IRC channel logs

<Pellescours>And what is weird it’s that with ncpus=4 it builds

<youpi>Pellescours: rather than pmap_enter, rather disassemble a way smaller function, such as pmap_reference

<Pellescours>gnumach pmap_reference good: https://pastebin.com/q5YftLgP

<Pellescours>gnumach pmap_reference bad: https://pastebin.com/iLk1ceM7

<youpi>I'd need the content of the spl1 function

<youpi>I guess it overwrites a callee-saved register

<youpi>thus completely perturbating pmap_reference, or any spl* caller

<Pellescours>in good and/or bad?

<youpi>in both

<youpi>good just happens to be lucky not to store anything precious in e.g. ebx

<Pellescours>I have difficulties to get that values, it’s too early to have printf, debugger, i’m not able to activate it at this point and gdb don’t stop at my breakpoint :/

<youpi>what values?

<Pellescours>the spl

<youpi>I don't understand what you are aiming

<youpi>I'm saying that the spl.S code is bogus, it needs to be fixed into using only caller-saved registers

<Pellescours>wow sorry

<Pellescours>they are identical: https://pastebin.com/BLQQiAuC

<youpi>and what I meant above is that they are bogus

<youpi>they modify ebx, which is a callee-saved register

<Pellescours>the shr instruction, right?

<youpi>rdi, rsi, rdx, rcx, r8, r9

<youpi>(actually e* variants, and not r8 / r9)

<youpi>the movl, already

<youpi>it writes to ebx which is callee-saved

<Pellescours>so damo22 your problem, is your changes with spl functions, don’t use ebx, or you’ll need to restore it at the end

<youpi>better just use edi, esi, edx, ecx, eax

<Pellescours>in my local code I just replace ebx by ecx

<Pellescours>This problem fixed, the code hang at vm_page_seg_balance_page and I think it’s when locking queues or the double_lock (the 1sts instuctions of the method)

<Pellescours>actually now I have a panic. My local fix is wrong.

<Pellescours>time for me to sleep, good night

<damo22>you cant use ecx in spl.S it says it will break the interrupt code

<damo22>...

<damo22>#11 0xc100e0bd in Panic (file=0xc1076cf6 "../i386/i386/trap.c", line=226,

<damo22> fun=0xc106e710 <__FUNCTION__.1> "kernel_trap", s=0xc1072cc4 "kernel thread accessed user space!\n")

WORK INSTRUCTIONS ::
1. In the IRC log, which register does youpi say the spl functions write to even though it is callee-saved?
2. Reproduce the part of the IRC log starting at "<youpi>better just use" and ending at "<damo22>...".
3. Translate this sentence from the IRC log into Spanish: "I guess it overwrites a callee-saved register"

DATASET ENTRIES ::
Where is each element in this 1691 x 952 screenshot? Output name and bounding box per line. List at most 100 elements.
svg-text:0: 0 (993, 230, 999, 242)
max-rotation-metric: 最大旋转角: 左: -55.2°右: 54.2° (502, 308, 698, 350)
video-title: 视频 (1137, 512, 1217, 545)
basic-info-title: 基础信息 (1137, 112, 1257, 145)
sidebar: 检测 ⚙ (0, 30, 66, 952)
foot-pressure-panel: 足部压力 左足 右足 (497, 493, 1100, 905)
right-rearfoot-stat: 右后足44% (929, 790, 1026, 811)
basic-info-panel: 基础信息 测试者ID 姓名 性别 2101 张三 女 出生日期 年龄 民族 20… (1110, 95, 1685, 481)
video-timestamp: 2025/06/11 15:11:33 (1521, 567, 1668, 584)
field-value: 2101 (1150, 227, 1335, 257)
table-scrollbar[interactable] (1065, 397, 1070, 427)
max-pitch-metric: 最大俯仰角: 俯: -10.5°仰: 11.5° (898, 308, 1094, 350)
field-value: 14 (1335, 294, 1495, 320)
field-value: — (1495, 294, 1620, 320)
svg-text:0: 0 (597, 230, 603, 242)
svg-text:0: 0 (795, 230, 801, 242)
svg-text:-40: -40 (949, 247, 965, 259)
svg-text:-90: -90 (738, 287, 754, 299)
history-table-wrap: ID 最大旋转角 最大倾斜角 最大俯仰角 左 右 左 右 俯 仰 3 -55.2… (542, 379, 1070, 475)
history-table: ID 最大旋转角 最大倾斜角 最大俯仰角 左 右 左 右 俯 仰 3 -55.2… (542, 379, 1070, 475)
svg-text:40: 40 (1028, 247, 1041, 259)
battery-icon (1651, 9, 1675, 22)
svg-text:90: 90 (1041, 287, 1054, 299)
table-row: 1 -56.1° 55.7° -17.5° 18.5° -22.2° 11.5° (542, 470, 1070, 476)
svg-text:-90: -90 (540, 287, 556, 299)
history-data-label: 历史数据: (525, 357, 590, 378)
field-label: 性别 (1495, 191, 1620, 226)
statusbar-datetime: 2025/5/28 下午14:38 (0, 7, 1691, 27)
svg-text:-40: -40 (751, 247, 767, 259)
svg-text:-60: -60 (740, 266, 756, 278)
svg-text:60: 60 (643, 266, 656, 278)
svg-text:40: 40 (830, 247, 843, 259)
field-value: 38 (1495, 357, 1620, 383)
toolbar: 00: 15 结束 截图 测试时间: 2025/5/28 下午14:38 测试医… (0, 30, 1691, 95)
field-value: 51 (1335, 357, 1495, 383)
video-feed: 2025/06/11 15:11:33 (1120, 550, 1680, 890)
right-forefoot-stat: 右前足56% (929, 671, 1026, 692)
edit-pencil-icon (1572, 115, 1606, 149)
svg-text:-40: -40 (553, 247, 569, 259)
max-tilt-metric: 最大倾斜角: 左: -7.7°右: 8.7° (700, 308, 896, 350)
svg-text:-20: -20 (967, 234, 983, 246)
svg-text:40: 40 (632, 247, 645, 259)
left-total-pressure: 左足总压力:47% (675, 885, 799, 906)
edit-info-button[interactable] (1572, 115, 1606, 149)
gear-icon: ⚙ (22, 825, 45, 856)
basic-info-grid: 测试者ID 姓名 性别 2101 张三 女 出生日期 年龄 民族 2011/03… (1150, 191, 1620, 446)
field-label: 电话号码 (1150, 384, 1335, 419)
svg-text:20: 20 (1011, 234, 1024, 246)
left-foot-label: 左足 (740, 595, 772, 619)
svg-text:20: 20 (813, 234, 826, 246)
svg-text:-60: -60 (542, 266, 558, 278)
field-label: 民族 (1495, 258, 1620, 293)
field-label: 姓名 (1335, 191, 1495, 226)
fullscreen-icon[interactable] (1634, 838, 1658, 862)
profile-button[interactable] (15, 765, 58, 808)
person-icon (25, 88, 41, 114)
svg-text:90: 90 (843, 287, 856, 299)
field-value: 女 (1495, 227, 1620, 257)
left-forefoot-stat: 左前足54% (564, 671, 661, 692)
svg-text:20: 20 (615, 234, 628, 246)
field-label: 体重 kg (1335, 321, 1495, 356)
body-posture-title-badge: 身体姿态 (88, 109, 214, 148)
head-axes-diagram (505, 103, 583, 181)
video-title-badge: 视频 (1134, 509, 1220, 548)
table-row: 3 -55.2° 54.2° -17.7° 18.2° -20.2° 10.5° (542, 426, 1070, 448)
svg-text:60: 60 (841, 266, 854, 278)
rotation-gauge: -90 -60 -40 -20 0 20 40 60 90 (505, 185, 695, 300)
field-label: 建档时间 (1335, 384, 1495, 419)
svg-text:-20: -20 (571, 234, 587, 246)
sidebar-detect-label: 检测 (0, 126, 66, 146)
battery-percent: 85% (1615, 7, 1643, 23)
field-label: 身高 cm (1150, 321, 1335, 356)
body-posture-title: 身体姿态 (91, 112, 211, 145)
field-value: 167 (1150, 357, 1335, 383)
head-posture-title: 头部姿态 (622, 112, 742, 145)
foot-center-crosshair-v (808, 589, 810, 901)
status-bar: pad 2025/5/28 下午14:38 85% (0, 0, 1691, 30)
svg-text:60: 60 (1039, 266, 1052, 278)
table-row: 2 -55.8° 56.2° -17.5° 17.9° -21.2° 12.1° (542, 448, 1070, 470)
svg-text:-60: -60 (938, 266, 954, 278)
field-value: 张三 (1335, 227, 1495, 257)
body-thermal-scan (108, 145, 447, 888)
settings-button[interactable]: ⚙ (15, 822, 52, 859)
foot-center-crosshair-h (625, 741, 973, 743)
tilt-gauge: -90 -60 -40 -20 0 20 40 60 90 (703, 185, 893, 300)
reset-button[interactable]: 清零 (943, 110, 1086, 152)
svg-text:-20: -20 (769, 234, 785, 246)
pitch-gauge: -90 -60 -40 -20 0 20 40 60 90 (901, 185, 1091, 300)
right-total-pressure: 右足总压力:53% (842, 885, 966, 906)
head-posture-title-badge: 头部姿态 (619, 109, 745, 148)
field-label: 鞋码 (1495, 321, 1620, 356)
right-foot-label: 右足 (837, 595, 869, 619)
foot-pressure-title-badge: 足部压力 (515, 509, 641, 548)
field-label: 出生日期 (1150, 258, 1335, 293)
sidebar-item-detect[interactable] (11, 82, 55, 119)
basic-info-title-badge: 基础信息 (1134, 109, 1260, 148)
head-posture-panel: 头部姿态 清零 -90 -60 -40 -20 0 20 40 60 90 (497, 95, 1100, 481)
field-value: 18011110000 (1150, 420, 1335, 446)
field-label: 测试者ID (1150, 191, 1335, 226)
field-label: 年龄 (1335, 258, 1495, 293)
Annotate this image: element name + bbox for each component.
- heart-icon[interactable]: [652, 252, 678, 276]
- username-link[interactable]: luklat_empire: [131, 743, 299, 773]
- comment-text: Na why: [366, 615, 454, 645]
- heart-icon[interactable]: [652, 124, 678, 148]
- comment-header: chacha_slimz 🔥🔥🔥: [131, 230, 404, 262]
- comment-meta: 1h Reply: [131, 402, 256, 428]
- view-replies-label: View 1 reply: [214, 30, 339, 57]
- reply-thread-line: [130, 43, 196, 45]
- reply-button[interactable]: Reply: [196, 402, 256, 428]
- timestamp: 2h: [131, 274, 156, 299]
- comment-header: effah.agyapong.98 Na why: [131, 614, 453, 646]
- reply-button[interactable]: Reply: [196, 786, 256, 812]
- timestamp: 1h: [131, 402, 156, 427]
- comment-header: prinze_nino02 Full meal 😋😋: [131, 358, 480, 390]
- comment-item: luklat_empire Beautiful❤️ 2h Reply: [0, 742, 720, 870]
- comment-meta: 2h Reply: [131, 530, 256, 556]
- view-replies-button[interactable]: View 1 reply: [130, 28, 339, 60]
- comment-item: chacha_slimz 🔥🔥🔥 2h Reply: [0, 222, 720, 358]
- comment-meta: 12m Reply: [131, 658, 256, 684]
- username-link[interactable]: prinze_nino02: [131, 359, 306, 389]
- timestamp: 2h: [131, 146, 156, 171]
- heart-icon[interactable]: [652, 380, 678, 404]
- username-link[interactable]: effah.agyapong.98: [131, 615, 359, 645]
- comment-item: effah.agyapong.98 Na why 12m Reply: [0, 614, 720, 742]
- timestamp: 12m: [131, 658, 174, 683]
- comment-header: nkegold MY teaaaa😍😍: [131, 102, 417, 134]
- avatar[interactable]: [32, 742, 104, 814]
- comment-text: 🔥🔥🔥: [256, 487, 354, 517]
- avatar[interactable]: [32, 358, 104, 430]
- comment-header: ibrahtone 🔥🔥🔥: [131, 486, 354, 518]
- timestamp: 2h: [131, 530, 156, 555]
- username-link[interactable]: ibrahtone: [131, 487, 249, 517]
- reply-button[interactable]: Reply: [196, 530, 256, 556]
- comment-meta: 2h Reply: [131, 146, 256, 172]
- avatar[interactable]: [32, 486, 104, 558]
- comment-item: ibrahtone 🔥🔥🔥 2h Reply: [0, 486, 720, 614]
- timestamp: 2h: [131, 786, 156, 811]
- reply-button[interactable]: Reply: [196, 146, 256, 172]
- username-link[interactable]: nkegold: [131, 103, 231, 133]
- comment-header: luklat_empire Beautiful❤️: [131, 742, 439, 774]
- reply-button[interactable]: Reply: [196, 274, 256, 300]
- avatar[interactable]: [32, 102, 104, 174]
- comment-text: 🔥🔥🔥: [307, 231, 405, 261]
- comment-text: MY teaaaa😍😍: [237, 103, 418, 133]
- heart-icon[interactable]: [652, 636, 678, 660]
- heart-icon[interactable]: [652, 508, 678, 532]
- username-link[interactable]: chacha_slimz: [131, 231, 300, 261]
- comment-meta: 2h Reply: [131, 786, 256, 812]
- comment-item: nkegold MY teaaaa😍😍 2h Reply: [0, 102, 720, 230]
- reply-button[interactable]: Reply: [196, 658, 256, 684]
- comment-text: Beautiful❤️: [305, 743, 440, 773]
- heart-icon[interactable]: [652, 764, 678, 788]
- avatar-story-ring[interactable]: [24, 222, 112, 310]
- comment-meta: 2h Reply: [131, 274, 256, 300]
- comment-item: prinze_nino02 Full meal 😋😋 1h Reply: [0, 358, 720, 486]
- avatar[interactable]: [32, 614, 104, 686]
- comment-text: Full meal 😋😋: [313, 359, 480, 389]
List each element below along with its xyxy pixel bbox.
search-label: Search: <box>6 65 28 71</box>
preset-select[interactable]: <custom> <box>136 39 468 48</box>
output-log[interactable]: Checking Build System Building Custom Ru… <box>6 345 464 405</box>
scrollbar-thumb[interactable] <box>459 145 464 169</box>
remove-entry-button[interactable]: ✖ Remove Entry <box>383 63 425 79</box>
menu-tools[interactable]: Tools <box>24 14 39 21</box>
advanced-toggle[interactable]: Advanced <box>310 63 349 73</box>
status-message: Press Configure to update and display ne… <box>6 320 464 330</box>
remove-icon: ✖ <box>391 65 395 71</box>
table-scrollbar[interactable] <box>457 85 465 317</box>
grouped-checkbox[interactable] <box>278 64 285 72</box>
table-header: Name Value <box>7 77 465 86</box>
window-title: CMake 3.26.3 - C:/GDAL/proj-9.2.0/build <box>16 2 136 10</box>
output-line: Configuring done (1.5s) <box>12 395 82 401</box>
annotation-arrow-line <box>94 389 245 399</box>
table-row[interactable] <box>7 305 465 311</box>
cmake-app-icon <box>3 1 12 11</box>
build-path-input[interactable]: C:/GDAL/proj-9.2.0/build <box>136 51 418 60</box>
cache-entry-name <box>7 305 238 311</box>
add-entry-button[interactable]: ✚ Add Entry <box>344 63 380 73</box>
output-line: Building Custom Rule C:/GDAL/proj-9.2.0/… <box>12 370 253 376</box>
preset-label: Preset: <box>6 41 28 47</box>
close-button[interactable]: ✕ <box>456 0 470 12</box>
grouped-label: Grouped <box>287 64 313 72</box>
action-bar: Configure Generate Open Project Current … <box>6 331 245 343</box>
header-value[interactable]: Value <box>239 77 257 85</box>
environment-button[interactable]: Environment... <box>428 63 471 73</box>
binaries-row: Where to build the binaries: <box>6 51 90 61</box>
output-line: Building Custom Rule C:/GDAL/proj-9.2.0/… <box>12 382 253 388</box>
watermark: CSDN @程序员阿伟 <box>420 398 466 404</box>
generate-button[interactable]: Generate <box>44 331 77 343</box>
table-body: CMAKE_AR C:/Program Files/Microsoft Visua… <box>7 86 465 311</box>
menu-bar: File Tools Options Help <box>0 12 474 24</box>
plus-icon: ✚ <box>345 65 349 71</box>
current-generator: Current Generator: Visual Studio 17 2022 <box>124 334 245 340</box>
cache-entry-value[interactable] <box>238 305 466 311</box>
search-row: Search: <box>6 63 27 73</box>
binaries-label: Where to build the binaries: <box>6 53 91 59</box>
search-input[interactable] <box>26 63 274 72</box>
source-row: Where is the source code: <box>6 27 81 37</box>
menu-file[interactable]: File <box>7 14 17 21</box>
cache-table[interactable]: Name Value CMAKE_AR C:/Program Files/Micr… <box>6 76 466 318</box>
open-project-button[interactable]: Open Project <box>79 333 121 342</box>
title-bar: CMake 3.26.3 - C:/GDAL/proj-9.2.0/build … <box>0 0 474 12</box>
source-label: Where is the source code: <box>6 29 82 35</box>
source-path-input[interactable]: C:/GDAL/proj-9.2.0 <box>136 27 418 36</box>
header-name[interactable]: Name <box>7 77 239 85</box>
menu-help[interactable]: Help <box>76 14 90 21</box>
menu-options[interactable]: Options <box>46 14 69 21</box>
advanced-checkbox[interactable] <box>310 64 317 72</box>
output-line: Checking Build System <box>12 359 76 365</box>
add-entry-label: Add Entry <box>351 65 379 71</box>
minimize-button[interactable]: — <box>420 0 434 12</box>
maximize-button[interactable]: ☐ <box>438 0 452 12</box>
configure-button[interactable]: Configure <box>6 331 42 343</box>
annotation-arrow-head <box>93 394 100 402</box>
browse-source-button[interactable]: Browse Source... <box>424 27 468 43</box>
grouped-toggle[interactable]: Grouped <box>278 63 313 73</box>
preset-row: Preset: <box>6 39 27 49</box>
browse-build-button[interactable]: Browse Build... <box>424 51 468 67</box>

FULL ANSWERS ::
1. ebx

2.
<youpi>better just use edi, esi, edx, ecx, eax

<Pellescours>in my local code I just replace ebx by ecx

<Pellescours>This problem fixed, the code hang at vm_page_seg_balance_page and I think it’s when locking queues or the double_lock (the 1sts instuctions of the method)

<Pellescours>actually now I have a panic. My local fix is wrong.

<Pellescours>time for me to sleep, good night

<damo22>you cant use ecx in spl.S it says it will break the interrupt code

<damo22>...

3. Supongo que sobrescribe un registro preservado por la función llamada